**REQUIRED TASK:** Quote all of the data below exactly, please.

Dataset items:
※ ※ ※

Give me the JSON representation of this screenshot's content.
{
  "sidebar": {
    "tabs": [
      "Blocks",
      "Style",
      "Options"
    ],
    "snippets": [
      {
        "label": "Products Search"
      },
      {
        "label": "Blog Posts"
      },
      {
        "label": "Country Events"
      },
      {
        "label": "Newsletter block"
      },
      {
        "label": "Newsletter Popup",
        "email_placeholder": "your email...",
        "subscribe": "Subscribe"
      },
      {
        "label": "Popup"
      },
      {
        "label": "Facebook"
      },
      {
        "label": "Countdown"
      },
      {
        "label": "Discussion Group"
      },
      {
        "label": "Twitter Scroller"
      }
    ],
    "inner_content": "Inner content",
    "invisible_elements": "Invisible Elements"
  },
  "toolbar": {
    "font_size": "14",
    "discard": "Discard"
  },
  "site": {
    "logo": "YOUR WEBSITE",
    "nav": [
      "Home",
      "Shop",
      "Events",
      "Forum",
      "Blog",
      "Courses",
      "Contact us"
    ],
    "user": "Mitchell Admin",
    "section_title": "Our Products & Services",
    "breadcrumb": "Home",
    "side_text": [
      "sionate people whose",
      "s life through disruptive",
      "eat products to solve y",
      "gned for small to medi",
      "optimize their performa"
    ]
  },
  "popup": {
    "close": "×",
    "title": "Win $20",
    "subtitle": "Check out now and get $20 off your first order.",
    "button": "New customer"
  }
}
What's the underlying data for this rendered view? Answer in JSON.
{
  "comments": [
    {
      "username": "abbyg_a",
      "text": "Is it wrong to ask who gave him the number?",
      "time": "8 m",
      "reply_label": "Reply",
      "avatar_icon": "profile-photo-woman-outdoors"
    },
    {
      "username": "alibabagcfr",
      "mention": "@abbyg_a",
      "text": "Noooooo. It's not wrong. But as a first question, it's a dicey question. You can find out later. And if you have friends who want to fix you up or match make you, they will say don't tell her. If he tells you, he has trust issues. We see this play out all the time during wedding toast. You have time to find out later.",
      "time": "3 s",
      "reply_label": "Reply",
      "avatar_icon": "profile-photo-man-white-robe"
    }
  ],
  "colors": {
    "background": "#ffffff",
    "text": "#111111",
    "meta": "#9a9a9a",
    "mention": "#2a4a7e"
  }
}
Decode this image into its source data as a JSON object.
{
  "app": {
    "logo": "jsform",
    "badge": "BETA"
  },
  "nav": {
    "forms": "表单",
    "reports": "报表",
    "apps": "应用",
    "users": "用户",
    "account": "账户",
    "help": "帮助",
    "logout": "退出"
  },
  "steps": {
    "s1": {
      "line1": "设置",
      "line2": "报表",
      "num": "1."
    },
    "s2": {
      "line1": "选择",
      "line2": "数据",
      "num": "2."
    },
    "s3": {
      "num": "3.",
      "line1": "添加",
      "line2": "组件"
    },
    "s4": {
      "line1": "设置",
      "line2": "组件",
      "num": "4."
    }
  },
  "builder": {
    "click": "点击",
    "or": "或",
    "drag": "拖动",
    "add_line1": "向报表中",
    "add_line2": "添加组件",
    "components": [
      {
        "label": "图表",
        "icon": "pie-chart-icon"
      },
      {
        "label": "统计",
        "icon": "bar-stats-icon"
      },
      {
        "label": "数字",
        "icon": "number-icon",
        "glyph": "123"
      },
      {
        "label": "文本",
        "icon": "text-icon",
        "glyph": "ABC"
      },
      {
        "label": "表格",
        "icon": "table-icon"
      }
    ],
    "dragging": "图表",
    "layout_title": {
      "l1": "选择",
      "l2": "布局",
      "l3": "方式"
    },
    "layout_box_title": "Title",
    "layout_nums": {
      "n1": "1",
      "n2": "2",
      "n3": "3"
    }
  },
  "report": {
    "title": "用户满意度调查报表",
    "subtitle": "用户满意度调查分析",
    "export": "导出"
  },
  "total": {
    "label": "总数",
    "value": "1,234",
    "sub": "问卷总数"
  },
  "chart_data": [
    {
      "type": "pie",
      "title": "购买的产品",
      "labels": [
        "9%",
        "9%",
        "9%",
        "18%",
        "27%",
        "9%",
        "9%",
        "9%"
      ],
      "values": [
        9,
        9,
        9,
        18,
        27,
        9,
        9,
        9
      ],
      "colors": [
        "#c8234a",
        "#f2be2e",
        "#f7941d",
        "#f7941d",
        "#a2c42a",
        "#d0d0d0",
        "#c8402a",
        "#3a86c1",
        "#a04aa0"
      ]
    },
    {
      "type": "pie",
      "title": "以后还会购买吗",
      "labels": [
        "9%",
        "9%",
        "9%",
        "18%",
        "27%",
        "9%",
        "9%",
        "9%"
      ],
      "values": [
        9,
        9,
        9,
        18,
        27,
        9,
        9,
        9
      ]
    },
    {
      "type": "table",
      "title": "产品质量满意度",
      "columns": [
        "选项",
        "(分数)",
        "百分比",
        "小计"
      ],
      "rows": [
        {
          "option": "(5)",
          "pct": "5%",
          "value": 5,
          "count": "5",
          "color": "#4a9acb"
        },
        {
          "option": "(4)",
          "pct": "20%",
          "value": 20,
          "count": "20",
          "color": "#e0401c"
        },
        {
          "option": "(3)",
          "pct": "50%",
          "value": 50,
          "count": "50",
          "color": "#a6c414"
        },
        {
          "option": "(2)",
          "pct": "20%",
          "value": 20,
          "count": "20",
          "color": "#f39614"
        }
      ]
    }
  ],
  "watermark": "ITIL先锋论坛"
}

※ ※ ※

**WRITTEN RESPONSE:**
Give me the JSON representation of this screenshot's content.
{
  "sidebar": {
    "tabs": [
      "Blocks",
      "Style",
      "Options"
    ],
    "snippets": [
      {
        "label": "Products Search"
      },
      {
        "label": "Blog Posts"
      },
      {
        "label": "Country Events"
      },
      {
        "label": "Newsletter block"
      },
      {
        "label": "Newsletter Popup",
        "email_placeholder": "your email...",
        "subscribe": "Subscribe"
      },
      {
        "label": "Popup"
      },
      {
        "label": "Facebook"
      },
      {
        "label": "Countdown"
      },
      {
        "label": "Discussion Group"
      },
      {
        "label": "Twitter Scroller"
      }
    ],
    "inner_content": "Inner content",
    "invisible_elements": "Invisible Elements"
  },
  "toolbar": {
    "font_size": "14",
    "discard": "Discard"
  },
  "site": {
    "logo": "YOUR WEBSITE",
    "nav": [
      "Home",
      "Shop",
      "Events",
      "Forum",
      "Blog",
      "Courses",
      "Contact us"
    ],
    "user": "Mitchell Admin",
    "section_title": "Our Products & Services",
    "breadcrumb": "Home",
    "side_text": [
      "sionate people whose",
      "s life through disruptive",
      "eat products to solve y",
      "gned for small to medi",
      "optimize their performa"
    ]
  },
  "popup": {
    "close": "×",
    "title": "Win $20",
    "subtitle": "Check out now and get $20 off your first order.",
    "button": "New customer"
  }
}
What's the underlying data for this rendered view? Answer in JSON.
{
  "comments": [
    {
      "username": "abbyg_a",
      "text": "Is it wrong to ask who gave him the number?",
      "time": "8 m",
      "reply_label": "Reply",
      "avatar_icon": "profile-photo-woman-outdoors"
    },
    {
      "username": "alibabagcfr",
      "mention": "@abbyg_a",
      "text": "Noooooo. It's not wrong. But as a first question, it's a dicey question. You can find out later. And if you have friends who want to fix you up or match make you, they will say don't tell her. If he tells you, he has trust issues. We see this play out all the time during wedding toast. You have time to find out later.",
      "time": "3 s",
      "reply_label": "Reply",
      "avatar_icon": "profile-photo-man-white-robe"
    }
  ],
  "colors": {
    "background": "#ffffff",
    "text": "#111111",
    "meta": "#9a9a9a",
    "mention": "#2a4a7e"
  }
}
Decode this image into its source data as a JSON object.
{
  "app": {
    "logo": "jsform",
    "badge": "BETA"
  },
  "nav": {
    "forms": "表单",
    "reports": "报表",
    "apps": "应用",
    "users": "用户",
    "account": "账户",
    "help": "帮助",
    "logout": "退出"
  },
  "steps": {
    "s1": {
      "line1": "设置",
      "line2": "报表",
      "num": "1."
    },
    "s2": {
      "line1": "选择",
      "line2": "数据",
      "num": "2."
    },
    "s3": {
      "num": "3.",
      "line1": "添加",
      "line2": "组件"
    },
    "s4": {
      "line1": "设置",
      "line2": "组件",
      "num": "4."
    }
  },
  "builder": {
    "click": "点击",
    "or": "或",
    "drag": "拖动",
    "add_line1": "向报表中",
    "add_line2": "添加组件",
    "components": [
      {
        "label": "图表",
        "icon": "pie-chart-icon"
      },
      {
        "label": "统计",
        "icon": "bar-stats-icon"
      },
      {
        "label": "数字",
        "icon": "number-icon",
        "glyph": "123"
      },
      {
        "label": "文本",
        "icon": "text-icon",
        "glyph": "ABC"
      },
      {
        "label": "表格",
        "icon": "table-icon"
      }
    ],
    "dragging": "图表",
    "layout_title": {
      "l1": "选择",
      "l2": "布局",
      "l3": "方式"
    },
    "layout_box_title": "Title",
    "layout_nums": {
      "n1": "1",
      "n2": "2",
      "n3": "3"
    }
  },
  "report": {
    "title": "用户满意度调查报表",
    "subtitle": "用户满意度调查分析",
    "export": "导出"
  },
  "total": {
    "label": "总数",
    "value": "1,234",
    "sub": "问卷总数"
  },
  "chart_data": [
    {
      "type": "pie",
      "title": "购买的产品",
      "labels": [
        "9%",
        "9%",
        "9%",
        "18%",
        "27%",
        "9%",
        "9%",
        "9%"
      ],
      "values": [
        9,
        9,
        9,
        18,
        27,
        9,
        9,
        9
      ],
      "colors": [
        "#c8234a",
        "#f2be2e",
        "#f7941d",
        "#f7941d",
        "#a2c42a",
        "#d0d0d0",
        "#c8402a",
        "#3a86c1",
        "#a04aa0"
      ]
    },
    {
      "type": "pie",
      "title": "以后还会购买吗",
      "labels": [
        "9%",
        "9%",
        "9%",
        "18%",
        "27%",
        "9%",
        "9%",
        "9%"
      ],
      "values": [
        9,
        9,
        9,
        18,
        27,
        9,
        9,
        9
      ]
    },
    {
      "type": "table",
      "title": "产品质量满意度",
      "columns": [
        "选项",
        "(分数)",
        "百分比",
        "小计"
      ],
      "rows": [
        {
          "option": "(5)",
          "pct": "5%",
          "value": 5,
          "count": "5",
          "color": "#4a9acb"
        },
        {
          "option": "(4)",
          "pct": "20%",
          "value": 20,
          "count": "20",
          "color": "#e0401c"
        },
        {
          "option": "(3)",
          "pct": "50%",
          "value": 50,
          "count": "50",
          "color": "#a6c414"
        },
        {
          "option": "(2)",
          "pct": "20%",
          "value": 20,
          "count": "20",
          "color": "#f39614"
        }
      ]
    }
  ],
  "watermark": "ITIL先锋论坛"
}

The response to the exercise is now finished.